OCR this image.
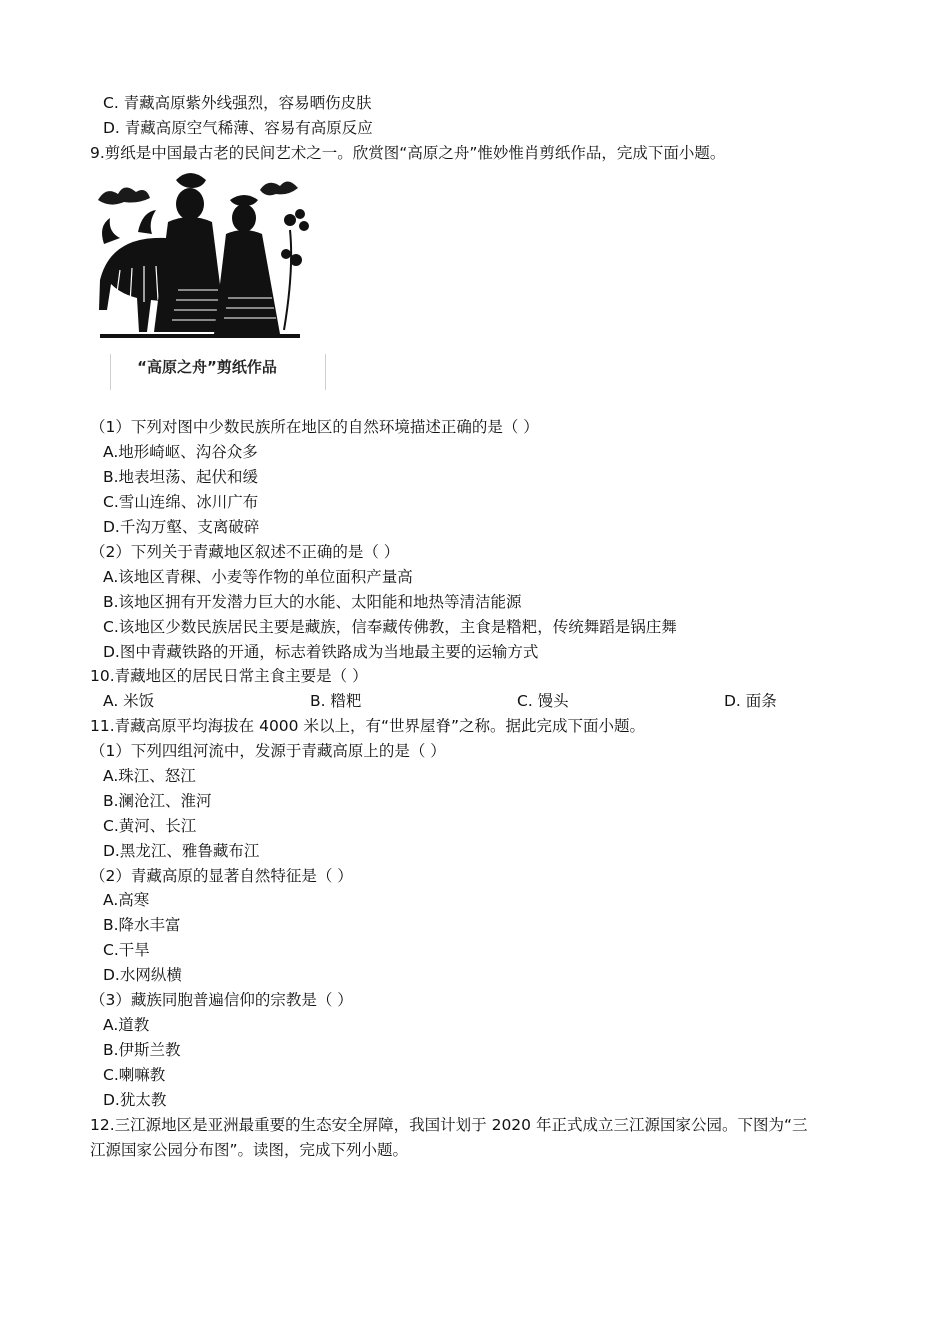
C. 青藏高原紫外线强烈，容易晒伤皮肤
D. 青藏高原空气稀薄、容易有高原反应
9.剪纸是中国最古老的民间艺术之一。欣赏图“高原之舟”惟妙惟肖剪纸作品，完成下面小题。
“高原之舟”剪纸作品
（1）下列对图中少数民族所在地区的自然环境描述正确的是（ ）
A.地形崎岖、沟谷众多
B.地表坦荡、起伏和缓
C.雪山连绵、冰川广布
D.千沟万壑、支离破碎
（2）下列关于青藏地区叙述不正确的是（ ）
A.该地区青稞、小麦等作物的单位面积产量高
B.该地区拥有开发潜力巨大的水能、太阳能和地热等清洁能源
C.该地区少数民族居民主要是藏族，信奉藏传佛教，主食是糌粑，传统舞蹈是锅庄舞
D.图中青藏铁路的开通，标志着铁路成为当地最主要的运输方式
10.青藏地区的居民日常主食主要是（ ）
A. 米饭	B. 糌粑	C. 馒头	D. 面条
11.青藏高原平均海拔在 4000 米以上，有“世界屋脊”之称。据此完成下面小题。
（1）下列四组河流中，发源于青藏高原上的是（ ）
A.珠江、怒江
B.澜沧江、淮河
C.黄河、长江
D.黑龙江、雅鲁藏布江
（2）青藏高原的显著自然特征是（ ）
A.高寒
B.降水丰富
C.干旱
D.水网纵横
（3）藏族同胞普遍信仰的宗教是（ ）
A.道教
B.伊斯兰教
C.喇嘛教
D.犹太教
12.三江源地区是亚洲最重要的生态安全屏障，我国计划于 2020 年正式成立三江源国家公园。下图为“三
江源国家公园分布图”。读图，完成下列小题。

==

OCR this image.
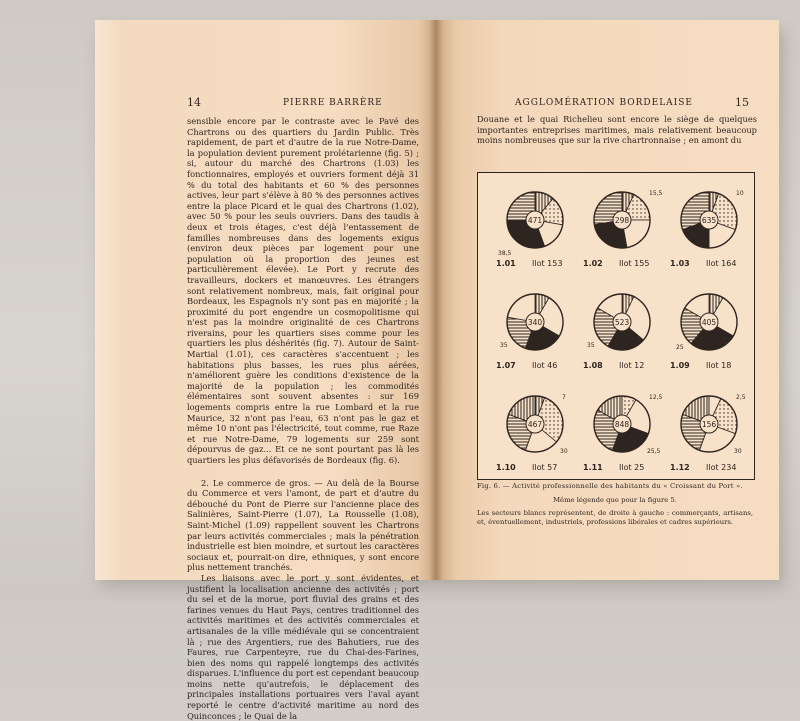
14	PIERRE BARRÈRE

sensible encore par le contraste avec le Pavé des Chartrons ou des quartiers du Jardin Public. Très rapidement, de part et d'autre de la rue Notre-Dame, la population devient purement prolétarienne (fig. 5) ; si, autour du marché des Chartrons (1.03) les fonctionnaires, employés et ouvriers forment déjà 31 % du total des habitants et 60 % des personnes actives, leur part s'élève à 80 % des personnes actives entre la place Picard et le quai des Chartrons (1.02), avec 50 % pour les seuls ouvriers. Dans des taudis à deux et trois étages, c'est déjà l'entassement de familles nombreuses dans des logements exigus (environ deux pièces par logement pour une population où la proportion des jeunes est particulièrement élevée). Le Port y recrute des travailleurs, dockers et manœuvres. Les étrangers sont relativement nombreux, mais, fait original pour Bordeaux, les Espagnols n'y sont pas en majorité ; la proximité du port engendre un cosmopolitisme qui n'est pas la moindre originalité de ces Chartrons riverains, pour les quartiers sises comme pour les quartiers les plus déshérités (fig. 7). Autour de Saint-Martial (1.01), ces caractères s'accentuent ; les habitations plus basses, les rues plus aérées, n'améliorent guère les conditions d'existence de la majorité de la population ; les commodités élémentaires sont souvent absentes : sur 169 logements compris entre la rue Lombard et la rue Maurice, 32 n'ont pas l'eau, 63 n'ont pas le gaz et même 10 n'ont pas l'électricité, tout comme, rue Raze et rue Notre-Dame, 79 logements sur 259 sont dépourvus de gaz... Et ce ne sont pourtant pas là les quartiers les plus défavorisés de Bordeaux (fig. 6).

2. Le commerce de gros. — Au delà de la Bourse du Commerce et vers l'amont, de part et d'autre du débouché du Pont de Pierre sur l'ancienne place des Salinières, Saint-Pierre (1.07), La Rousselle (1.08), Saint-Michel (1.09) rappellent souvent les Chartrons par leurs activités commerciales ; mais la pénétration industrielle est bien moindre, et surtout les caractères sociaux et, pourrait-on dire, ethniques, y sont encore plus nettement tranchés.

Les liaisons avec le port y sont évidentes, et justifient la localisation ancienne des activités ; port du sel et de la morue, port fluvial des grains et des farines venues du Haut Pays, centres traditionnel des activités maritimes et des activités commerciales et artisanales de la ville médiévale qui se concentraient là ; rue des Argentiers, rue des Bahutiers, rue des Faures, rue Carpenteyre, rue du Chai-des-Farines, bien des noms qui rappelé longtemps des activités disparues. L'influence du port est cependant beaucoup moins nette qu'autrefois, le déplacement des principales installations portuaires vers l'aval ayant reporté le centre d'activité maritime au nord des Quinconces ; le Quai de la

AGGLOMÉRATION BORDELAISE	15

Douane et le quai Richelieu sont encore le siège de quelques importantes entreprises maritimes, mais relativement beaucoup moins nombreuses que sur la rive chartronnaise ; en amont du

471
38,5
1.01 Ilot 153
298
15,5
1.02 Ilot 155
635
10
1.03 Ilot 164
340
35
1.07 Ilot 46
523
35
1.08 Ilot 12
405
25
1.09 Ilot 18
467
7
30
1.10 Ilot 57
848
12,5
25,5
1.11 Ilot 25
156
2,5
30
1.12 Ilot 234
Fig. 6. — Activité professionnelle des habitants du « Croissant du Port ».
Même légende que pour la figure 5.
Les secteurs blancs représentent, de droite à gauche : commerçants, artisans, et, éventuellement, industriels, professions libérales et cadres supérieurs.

What to produce :: Locate the word "amont" in the records above, and return each line that has it.

Output for this exercise ::
2. Le commerce de gros. — Au delà de la Bourse du Commerce et vers l'amont, de part et d'autre du débouché du Pont de Pierre sur l'ancienne place des Salinières, Saint-Pierre (1.07), La Rousselle (1.08), Saint-Michel (1.09) rappellent souvent les Chartrons par leurs activités commerciales ; mais la pénétration industrielle est bien moindre, et surtout les caractères sociaux et, pourrait-on dire, ethniques, y sont encore plus nettement tranchés.
Douane et le quai Richelieu sont encore le siège de quelques importantes entreprises maritimes, mais relativement beaucoup moins nombreuses que sur la rive chartronnaise ; en amont du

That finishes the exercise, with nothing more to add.